*** DATA LISTING

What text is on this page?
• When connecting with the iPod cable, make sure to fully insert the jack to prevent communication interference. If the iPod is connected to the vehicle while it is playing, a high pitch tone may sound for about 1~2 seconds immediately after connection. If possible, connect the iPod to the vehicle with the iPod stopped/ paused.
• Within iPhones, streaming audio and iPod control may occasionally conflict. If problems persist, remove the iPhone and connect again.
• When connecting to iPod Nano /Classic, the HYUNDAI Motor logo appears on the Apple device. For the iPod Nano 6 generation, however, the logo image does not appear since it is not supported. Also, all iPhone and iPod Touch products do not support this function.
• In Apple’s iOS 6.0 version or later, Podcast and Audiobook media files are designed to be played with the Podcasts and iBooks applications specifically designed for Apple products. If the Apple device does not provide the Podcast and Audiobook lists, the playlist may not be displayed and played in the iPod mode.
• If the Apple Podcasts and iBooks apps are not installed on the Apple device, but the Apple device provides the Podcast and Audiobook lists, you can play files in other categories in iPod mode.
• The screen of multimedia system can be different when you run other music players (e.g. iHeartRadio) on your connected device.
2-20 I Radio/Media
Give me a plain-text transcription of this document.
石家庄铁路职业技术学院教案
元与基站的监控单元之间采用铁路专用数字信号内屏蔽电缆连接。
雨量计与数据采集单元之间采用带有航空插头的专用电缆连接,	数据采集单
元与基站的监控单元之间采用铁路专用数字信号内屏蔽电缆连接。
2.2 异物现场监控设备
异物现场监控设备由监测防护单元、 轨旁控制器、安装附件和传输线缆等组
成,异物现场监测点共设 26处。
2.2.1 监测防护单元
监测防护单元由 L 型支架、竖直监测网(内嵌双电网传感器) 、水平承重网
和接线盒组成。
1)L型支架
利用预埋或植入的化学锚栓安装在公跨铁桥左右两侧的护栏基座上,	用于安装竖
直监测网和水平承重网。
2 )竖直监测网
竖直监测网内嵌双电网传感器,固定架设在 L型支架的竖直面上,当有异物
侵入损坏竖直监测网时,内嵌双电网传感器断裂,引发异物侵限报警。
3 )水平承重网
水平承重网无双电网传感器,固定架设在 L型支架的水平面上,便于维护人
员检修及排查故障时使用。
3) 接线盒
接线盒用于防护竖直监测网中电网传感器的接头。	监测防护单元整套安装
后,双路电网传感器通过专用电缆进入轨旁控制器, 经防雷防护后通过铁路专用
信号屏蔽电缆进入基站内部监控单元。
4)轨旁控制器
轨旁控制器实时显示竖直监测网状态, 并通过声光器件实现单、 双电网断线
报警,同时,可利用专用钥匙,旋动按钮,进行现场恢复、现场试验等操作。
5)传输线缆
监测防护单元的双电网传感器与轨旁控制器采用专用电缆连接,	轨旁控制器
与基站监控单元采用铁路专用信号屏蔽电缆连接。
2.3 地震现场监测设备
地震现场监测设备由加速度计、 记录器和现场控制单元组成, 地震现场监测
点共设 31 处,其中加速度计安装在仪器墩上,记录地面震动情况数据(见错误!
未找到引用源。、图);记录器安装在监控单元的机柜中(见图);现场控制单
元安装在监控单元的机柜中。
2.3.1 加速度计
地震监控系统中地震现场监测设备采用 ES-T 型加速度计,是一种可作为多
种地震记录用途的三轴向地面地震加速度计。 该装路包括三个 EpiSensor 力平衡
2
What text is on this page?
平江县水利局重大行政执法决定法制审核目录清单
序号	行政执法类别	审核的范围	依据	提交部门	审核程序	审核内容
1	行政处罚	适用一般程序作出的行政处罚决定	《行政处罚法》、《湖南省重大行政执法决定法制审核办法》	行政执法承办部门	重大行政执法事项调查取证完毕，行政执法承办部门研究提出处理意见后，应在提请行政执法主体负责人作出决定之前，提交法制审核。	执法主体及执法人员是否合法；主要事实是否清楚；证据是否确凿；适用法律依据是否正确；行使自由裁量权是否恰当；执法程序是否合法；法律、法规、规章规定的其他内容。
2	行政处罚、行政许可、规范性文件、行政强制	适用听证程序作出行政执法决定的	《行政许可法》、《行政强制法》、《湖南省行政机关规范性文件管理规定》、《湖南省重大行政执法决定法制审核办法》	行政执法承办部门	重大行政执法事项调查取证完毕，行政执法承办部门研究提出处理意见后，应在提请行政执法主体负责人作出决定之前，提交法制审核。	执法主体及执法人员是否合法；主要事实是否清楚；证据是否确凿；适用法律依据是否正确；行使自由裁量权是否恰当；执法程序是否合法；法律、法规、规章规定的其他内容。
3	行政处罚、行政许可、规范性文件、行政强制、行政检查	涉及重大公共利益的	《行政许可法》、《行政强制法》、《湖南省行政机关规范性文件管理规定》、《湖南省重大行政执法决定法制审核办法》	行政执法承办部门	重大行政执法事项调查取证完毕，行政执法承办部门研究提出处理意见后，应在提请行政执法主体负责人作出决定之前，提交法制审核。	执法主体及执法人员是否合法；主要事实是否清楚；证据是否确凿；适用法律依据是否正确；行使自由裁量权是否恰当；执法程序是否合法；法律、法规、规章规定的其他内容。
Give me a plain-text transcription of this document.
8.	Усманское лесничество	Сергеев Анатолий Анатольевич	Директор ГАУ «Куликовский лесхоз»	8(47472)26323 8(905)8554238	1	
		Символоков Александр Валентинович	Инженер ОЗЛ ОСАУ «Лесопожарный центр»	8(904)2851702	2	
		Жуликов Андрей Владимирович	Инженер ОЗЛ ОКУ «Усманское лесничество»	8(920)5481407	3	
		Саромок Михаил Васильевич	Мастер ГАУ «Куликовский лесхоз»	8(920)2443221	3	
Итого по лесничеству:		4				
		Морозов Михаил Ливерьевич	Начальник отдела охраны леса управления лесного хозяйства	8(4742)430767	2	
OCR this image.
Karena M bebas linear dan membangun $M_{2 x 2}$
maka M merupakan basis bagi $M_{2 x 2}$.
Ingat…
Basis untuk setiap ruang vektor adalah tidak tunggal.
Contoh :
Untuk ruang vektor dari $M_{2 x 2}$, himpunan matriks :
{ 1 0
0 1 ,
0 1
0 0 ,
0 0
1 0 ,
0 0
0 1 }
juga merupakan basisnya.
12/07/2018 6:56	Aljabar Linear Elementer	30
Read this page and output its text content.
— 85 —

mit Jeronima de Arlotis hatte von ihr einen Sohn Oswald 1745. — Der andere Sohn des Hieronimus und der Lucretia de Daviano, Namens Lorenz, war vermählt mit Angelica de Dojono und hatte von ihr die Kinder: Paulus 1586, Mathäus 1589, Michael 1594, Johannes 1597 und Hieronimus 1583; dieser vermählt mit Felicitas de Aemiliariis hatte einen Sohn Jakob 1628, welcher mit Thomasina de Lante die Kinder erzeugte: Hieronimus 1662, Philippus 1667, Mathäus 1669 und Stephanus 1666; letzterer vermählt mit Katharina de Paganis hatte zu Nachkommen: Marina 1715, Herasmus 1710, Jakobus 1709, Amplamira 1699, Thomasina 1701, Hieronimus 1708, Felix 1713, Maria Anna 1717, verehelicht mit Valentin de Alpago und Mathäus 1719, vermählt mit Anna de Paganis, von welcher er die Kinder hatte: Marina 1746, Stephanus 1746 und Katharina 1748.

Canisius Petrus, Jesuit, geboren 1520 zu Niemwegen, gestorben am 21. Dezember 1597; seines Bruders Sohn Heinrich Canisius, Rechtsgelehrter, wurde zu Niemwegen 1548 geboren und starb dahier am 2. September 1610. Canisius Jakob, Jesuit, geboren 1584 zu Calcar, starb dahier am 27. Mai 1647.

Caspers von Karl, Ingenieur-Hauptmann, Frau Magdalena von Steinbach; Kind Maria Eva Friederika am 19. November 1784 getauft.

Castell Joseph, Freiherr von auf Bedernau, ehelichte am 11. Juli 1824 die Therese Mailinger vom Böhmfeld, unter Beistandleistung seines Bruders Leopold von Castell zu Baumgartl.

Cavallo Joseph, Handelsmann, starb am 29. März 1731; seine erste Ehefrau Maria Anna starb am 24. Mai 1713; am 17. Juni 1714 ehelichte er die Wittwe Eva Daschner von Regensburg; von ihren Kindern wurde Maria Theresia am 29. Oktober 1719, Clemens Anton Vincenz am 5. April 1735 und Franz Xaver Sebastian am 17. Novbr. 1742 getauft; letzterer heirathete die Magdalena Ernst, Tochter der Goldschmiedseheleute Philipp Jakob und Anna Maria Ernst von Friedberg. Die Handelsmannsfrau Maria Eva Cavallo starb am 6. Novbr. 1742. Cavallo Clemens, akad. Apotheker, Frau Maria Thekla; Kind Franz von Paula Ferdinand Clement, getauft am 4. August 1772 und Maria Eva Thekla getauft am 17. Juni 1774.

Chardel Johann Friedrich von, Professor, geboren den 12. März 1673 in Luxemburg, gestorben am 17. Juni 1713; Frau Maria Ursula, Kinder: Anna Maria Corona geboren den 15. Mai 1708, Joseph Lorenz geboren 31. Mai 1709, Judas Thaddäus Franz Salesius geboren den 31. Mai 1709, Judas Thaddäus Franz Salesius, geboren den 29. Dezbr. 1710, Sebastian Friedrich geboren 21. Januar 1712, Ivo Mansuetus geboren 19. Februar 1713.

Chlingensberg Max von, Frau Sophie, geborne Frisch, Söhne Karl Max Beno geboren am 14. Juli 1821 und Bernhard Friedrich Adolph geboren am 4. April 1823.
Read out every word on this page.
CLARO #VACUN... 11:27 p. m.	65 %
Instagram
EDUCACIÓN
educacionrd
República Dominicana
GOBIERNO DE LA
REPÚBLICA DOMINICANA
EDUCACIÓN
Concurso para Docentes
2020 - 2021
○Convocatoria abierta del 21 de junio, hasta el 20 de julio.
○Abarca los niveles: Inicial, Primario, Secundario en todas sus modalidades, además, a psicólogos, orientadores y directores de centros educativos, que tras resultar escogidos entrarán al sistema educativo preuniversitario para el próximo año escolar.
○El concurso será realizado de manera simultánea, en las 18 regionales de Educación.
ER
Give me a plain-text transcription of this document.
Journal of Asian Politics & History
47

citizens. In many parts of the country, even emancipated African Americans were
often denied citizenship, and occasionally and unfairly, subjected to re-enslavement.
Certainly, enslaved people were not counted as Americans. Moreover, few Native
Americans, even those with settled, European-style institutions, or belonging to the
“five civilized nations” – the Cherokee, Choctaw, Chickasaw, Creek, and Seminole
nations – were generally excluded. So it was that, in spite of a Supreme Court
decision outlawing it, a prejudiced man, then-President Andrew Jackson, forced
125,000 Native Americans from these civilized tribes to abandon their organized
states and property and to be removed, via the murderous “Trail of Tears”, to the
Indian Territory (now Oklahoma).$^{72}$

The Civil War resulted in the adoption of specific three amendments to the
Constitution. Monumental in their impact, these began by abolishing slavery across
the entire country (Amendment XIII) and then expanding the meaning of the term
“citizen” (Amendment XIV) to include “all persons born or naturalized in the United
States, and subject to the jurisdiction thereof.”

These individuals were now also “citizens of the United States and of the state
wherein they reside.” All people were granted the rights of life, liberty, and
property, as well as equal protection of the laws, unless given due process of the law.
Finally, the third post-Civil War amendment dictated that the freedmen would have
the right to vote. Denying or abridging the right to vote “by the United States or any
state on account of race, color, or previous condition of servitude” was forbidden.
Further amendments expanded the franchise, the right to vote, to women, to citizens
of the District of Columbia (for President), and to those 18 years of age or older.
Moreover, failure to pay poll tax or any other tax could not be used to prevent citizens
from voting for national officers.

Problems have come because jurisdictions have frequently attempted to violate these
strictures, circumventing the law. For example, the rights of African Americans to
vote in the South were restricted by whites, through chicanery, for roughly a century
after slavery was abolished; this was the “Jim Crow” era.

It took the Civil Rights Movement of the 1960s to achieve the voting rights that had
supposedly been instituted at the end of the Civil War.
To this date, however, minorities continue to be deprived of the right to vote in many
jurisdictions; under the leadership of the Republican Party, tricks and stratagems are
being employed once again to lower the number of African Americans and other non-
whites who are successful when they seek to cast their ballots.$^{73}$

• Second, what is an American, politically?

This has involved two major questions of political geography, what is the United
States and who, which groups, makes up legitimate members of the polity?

******

*PROBLEM TO WORK ON:* From the entries, copy out each line containing the word "ruang".

*WRITTEN ANSWER:*
Basis untuk setiap ruang vektor adalah tidak tunggal.
Untuk ruang vektor dari $M_{2 x 2}$, himpunan matriks :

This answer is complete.